Repeat the data word for word. Do not include the pictures.

Data records start

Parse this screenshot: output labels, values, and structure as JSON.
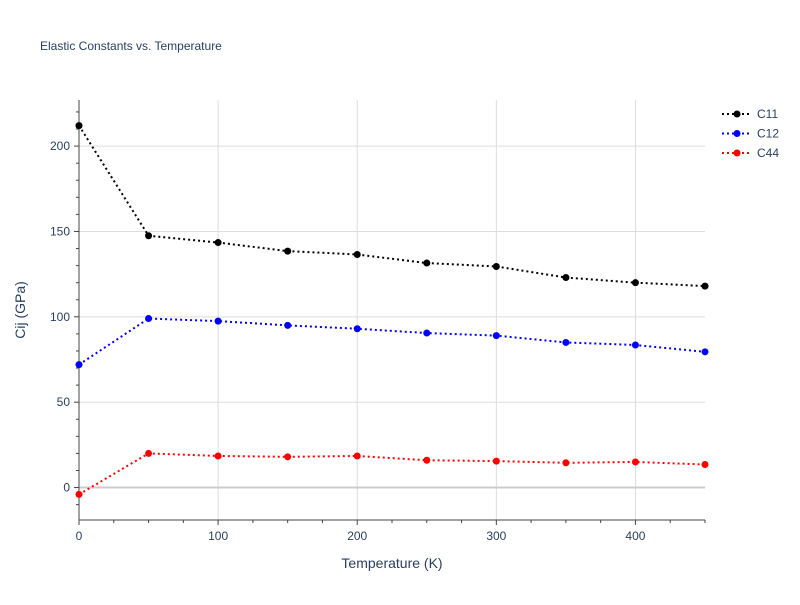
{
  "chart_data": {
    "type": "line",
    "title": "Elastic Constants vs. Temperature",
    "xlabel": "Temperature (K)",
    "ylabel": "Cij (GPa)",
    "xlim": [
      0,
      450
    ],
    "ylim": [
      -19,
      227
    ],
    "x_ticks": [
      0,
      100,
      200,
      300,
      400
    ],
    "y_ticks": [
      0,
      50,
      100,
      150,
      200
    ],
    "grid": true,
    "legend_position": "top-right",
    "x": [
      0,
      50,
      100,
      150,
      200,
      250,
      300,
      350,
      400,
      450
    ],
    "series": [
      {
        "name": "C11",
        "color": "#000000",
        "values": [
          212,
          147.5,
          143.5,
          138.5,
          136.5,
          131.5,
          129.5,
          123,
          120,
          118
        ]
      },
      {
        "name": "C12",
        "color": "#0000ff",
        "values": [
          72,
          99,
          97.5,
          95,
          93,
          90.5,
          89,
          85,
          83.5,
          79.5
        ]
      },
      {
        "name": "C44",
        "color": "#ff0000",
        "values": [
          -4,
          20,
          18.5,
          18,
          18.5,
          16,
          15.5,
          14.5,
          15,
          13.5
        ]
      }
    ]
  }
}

Data records end

**Written answer**
Parse this screenshot: output labels, values, and structure as JSON.
{
  "chart_data": {
    "type": "line",
    "title": "Elastic Constants vs. Temperature",
    "xlabel": "Temperature (K)",
    "ylabel": "Cij (GPa)",
    "xlim": [
      0,
      450
    ],
    "ylim": [
      -19,
      227
    ],
    "x_ticks": [
      0,
      100,
      200,
      300,
      400
    ],
    "y_ticks": [
      0,
      50,
      100,
      150,
      200
    ],
    "grid": true,
    "legend_position": "top-right",
    "x": [
      0,
      50,
      100,
      150,
      200,
      250,
      300,
      350,
      400,
      450
    ],
    "series": [
      {
        "name": "C11",
        "color": "#000000",
        "values": [
          212,
          147.5,
          143.5,
          138.5,
          136.5,
          131.5,
          129.5,
          123,
          120,
          118
        ]
      },
      {
        "name": "C12",
        "color": "#0000ff",
        "values": [
          72,
          99,
          97.5,
          95,
          93,
          90.5,
          89,
          85,
          83.5,
          79.5
        ]
      },
      {
        "name": "C44",
        "color": "#ff0000",
        "values": [
          -4,
          20,
          18.5,
          18,
          18.5,
          16,
          15.5,
          14.5,
          15,
          13.5
        ]
      }
    ]
  }
}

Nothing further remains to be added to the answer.